● **What to do**
The exercise asks for every line of the data to be reproduced exactly.

● **Given data**
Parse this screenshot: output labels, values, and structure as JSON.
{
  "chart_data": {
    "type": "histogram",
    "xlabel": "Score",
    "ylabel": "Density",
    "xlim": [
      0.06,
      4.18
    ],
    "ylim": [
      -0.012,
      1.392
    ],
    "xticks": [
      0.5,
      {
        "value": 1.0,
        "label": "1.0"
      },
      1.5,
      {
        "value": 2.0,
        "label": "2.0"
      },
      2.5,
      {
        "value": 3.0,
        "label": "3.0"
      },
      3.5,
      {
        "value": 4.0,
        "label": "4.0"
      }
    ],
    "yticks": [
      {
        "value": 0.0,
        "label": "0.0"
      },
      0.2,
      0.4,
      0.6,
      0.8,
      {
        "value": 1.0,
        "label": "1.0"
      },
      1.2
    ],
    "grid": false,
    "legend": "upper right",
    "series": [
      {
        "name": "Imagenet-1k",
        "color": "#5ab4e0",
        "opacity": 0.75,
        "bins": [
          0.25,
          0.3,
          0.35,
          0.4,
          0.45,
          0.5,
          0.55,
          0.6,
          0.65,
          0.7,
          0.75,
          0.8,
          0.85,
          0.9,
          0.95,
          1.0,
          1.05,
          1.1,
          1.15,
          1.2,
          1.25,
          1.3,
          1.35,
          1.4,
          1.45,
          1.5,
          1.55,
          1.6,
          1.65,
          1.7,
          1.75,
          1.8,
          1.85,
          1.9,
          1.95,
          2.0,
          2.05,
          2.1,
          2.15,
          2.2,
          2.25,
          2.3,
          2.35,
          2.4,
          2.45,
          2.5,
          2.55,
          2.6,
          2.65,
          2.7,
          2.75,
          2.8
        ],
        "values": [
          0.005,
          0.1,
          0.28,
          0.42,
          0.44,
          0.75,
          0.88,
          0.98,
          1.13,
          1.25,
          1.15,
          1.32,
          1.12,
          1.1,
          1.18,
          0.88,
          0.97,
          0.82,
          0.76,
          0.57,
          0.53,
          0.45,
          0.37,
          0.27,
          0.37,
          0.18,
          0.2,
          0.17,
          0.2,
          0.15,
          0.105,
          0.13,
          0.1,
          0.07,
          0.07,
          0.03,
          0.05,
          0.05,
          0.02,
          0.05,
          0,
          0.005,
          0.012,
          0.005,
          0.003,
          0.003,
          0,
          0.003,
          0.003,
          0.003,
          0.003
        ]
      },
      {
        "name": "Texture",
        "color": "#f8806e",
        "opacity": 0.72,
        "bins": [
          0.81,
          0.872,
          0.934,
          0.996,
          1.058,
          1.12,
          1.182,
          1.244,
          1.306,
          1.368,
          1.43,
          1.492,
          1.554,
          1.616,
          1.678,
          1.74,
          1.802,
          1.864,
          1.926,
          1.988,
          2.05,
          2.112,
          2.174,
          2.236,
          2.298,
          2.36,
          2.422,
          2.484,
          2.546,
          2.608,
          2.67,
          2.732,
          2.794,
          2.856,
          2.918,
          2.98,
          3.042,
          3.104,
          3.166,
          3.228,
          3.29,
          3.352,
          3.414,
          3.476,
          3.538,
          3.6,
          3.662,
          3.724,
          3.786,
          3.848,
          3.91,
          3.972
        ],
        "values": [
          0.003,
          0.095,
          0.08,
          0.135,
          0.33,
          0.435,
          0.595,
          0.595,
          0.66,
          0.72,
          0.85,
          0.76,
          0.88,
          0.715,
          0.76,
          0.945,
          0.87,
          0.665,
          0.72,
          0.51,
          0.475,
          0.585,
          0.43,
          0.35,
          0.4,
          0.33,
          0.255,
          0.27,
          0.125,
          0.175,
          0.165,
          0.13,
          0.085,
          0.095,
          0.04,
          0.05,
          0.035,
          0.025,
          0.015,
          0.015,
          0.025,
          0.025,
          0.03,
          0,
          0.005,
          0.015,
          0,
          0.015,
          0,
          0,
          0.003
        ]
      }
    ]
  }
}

● **Answer to the task**
Parse this screenshot: output labels, values, and structure as JSON.
{
  "chart_data": {
    "type": "histogram",
    "xlabel": "Score",
    "ylabel": "Density",
    "xlim": [
      0.06,
      4.18
    ],
    "ylim": [
      -0.012,
      1.392
    ],
    "xticks": [
      0.5,
      {
        "value": 1.0,
        "label": "1.0"
      },
      1.5,
      {
        "value": 2.0,
        "label": "2.0"
      },
      2.5,
      {
        "value": 3.0,
        "label": "3.0"
      },
      3.5,
      {
        "value": 4.0,
        "label": "4.0"
      }
    ],
    "yticks": [
      {
        "value": 0.0,
        "label": "0.0"
      },
      0.2,
      0.4,
      0.6,
      0.8,
      {
        "value": 1.0,
        "label": "1.0"
      },
      1.2
    ],
    "grid": false,
    "legend": "upper right",
    "series": [
      {
        "name": "Imagenet-1k",
        "color": "#5ab4e0",
        "opacity": 0.75,
        "bins": [
          0.25,
          0.3,
          0.35,
          0.4,
          0.45,
          0.5,
          0.55,
          0.6,
          0.65,
          0.7,
          0.75,
          0.8,
          0.85,
          0.9,
          0.95,
          1.0,
          1.05,
          1.1,
          1.15,
          1.2,
          1.25,
          1.3,
          1.35,
          1.4,
          1.45,
          1.5,
          1.55,
          1.6,
          1.65,
          1.7,
          1.75,
          1.8,
          1.85,
          1.9,
          1.95,
          2.0,
          2.05,
          2.1,
          2.15,
          2.2,
          2.25,
          2.3,
          2.35,
          2.4,
          2.45,
          2.5,
          2.55,
          2.6,
          2.65,
          2.7,
          2.75,
          2.8
        ],
        "values": [
          0.005,
          0.1,
          0.28,
          0.42,
          0.44,
          0.75,
          0.88,
          0.98,
          1.13,
          1.25,
          1.15,
          1.32,
          1.12,
          1.1,
          1.18,
          0.88,
          0.97,
          0.82,
          0.76,
          0.57,
          0.53,
          0.45,
          0.37,
          0.27,
          0.37,
          0.18,
          0.2,
          0.17,
          0.2,
          0.15,
          0.105,
          0.13,
          0.1,
          0.07,
          0.07,
          0.03,
          0.05,
          0.05,
          0.02,
          0.05,
          0,
          0.005,
          0.012,
          0.005,
          0.003,
          0.003,
          0,
          0.003,
          0.003,
          0.003,
          0.003
        ]
      },
      {
        "name": "Texture",
        "color": "#f8806e",
        "opacity": 0.72,
        "bins": [
          0.81,
          0.872,
          0.934,
          0.996,
          1.058,
          1.12,
          1.182,
          1.244,
          1.306,
          1.368,
          1.43,
          1.492,
          1.554,
          1.616,
          1.678,
          1.74,
          1.802,
          1.864,
          1.926,
          1.988,
          2.05,
          2.112,
          2.174,
          2.236,
          2.298,
          2.36,
          2.422,
          2.484,
          2.546,
          2.608,
          2.67,
          2.732,
          2.794,
          2.856,
          2.918,
          2.98,
          3.042,
          3.104,
          3.166,
          3.228,
          3.29,
          3.352,
          3.414,
          3.476,
          3.538,
          3.6,
          3.662,
          3.724,
          3.786,
          3.848,
          3.91,
          3.972
        ],
        "values": [
          0.003,
          0.095,
          0.08,
          0.135,
          0.33,
          0.435,
          0.595,
          0.595,
          0.66,
          0.72,
          0.85,
          0.76,
          0.88,
          0.715,
          0.76,
          0.945,
          0.87,
          0.665,
          0.72,
          0.51,
          0.475,
          0.585,
          0.43,
          0.35,
          0.4,
          0.33,
          0.255,
          0.27,
          0.125,
          0.175,
          0.165,
          0.13,
          0.085,
          0.095,
          0.04,
          0.05,
          0.035,
          0.025,
          0.015,
          0.015,
          0.025,
          0.025,
          0.03,
          0,
          0.005,
          0.015,
          0,
          0.015,
          0,
          0,
          0.003
        ]
      }
    ]
  }
}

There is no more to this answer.